TASK BRIEF ▸ Check each line of the material below for the string "Brunch", then report how many lines have it, and nothing else.

SOURCE DATA ▸
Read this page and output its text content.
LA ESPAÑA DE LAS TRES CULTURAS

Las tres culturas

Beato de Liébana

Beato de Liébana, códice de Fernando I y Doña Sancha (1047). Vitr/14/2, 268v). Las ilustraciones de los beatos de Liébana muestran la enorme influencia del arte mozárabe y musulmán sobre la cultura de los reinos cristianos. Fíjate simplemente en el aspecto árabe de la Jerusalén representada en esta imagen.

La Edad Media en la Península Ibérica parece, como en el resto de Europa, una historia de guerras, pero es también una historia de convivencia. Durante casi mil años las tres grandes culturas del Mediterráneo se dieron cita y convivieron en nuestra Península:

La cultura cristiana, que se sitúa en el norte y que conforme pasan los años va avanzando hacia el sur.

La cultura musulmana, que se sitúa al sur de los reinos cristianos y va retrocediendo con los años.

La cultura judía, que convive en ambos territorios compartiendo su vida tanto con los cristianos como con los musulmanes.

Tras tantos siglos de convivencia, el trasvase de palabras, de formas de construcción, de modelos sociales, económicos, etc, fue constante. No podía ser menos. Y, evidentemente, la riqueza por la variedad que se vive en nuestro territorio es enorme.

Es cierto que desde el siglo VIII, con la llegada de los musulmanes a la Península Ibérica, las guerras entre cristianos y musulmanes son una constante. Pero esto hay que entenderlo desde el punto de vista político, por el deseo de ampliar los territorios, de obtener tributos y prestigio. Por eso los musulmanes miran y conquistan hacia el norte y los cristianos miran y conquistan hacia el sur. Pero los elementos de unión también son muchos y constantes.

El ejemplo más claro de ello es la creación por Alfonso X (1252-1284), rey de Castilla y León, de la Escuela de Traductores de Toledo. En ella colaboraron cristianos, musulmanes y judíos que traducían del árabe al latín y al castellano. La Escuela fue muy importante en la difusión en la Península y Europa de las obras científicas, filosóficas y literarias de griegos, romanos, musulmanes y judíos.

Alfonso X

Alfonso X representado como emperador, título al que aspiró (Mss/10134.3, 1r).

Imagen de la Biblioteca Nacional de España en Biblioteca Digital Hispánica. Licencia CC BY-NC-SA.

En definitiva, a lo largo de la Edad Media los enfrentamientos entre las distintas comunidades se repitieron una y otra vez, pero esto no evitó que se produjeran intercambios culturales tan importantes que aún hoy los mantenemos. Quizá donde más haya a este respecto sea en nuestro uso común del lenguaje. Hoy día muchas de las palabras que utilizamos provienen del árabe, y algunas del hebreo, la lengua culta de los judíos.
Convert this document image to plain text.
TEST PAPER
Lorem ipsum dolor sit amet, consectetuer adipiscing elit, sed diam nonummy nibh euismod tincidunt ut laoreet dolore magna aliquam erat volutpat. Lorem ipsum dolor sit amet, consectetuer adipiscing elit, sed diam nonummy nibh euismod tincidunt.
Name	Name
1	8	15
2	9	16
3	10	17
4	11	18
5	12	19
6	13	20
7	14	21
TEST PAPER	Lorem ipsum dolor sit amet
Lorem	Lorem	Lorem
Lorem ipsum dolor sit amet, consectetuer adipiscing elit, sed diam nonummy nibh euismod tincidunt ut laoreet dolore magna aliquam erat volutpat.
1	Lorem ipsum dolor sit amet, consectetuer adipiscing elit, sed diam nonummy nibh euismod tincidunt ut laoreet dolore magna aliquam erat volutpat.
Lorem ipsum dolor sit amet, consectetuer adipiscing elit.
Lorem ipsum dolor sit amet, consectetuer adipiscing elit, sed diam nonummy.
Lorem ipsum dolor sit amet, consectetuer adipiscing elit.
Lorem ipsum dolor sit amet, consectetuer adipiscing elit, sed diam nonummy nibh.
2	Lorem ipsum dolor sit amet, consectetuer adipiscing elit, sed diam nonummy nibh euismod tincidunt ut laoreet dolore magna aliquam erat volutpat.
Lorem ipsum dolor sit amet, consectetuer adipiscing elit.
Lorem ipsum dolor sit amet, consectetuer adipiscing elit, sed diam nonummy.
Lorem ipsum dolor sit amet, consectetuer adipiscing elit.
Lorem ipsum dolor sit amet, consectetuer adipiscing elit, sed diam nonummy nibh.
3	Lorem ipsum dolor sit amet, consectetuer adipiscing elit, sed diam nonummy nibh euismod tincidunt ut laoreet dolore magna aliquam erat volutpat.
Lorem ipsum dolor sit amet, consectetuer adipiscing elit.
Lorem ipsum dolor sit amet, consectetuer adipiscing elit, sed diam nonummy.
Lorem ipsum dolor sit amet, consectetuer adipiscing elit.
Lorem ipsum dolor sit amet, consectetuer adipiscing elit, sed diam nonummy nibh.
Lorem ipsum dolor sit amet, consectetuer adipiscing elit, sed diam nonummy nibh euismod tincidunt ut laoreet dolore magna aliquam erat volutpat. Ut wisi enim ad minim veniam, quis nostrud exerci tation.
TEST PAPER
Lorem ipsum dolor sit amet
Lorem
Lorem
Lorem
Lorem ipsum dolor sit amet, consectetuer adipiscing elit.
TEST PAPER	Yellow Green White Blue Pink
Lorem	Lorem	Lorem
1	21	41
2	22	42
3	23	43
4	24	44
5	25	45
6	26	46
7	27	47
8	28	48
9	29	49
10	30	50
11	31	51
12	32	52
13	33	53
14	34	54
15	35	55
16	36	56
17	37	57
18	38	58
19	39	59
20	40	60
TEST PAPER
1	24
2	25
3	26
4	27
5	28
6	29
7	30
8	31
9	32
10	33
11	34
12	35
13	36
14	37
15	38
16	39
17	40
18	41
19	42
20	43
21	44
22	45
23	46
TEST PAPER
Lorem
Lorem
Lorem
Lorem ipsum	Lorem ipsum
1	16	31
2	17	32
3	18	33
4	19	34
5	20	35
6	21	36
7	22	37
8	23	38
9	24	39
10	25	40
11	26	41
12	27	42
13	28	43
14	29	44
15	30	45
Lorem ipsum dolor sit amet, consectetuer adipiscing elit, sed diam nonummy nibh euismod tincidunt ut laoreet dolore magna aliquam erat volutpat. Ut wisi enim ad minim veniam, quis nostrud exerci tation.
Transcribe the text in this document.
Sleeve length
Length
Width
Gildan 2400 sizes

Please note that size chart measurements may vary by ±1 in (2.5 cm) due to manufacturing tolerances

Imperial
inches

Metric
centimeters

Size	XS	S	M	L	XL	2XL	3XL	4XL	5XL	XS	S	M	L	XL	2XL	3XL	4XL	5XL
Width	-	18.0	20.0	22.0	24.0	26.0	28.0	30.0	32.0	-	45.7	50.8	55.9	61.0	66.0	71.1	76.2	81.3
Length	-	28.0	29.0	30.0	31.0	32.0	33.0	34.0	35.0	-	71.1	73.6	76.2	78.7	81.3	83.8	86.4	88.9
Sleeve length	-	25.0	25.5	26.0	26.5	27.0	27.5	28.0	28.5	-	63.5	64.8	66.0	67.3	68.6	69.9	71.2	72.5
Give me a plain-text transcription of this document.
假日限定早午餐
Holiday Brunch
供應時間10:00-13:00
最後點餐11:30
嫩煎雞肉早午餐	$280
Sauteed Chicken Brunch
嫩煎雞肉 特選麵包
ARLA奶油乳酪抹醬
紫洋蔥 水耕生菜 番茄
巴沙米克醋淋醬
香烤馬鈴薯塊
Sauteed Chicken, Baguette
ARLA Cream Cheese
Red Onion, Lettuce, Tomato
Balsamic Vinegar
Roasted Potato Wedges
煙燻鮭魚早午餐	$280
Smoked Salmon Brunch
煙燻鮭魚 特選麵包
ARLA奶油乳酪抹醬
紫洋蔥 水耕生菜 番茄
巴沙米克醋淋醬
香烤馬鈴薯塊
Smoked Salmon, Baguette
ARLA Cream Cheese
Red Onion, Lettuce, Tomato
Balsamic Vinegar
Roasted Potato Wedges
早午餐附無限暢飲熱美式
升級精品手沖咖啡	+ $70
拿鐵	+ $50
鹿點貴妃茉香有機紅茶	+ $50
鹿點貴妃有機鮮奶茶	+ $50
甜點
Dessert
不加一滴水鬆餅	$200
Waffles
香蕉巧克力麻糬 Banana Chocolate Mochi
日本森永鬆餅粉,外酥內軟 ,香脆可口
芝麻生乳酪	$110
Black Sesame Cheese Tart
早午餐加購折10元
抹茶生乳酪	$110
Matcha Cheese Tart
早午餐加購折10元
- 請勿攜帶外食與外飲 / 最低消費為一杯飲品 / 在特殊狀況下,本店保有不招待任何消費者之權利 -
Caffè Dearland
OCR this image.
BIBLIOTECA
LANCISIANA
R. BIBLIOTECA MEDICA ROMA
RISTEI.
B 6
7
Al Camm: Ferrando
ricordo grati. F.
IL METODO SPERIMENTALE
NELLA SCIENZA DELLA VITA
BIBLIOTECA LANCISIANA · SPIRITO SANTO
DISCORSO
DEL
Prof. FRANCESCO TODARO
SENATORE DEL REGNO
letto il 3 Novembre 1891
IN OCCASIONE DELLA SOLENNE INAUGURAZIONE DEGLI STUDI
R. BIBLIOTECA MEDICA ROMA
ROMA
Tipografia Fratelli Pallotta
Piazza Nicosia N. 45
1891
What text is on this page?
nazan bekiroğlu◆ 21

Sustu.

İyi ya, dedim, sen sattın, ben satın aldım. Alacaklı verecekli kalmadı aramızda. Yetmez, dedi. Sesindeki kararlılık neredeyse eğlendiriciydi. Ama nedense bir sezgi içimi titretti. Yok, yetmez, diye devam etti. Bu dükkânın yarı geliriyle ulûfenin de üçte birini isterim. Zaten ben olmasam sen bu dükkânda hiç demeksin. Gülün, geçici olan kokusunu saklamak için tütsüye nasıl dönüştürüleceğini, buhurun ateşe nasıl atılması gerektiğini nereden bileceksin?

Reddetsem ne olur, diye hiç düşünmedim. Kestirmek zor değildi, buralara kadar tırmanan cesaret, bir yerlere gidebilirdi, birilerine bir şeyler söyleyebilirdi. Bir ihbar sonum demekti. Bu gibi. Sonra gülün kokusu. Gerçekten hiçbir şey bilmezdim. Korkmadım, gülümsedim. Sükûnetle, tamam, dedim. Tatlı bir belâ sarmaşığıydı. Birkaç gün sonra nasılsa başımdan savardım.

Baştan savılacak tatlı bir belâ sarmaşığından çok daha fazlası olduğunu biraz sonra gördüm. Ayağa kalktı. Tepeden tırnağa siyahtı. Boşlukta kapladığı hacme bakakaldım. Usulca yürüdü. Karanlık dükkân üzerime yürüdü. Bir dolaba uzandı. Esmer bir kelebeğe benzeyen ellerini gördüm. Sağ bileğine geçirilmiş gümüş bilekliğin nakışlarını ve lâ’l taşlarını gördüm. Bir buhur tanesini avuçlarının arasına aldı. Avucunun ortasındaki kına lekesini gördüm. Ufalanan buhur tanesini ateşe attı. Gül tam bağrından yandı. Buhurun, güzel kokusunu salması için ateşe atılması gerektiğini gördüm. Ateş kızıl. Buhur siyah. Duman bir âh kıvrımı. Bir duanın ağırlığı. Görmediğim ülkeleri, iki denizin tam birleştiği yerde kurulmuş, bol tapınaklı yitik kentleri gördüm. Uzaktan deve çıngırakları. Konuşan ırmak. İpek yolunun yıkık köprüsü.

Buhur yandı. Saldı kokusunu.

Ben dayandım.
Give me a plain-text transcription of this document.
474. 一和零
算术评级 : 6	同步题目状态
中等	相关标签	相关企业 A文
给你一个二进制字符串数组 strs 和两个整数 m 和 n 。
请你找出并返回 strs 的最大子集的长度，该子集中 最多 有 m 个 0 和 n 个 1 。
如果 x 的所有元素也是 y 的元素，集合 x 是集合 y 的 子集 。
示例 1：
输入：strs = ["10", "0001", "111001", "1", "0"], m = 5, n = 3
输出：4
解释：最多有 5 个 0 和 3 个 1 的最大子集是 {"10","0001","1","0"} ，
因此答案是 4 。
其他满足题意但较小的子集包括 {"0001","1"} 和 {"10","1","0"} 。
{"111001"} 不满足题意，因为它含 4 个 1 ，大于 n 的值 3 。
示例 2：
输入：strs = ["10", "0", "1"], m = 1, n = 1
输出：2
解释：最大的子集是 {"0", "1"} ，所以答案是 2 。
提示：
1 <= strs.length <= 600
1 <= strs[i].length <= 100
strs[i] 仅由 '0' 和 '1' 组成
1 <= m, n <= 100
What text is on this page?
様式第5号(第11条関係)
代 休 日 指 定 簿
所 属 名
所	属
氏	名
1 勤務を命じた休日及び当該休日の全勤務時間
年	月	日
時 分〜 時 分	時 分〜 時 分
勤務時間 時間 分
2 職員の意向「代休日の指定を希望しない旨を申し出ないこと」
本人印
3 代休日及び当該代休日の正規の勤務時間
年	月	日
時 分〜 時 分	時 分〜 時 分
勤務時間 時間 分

RESPONSE TO THIS EXERCISE ▸ 3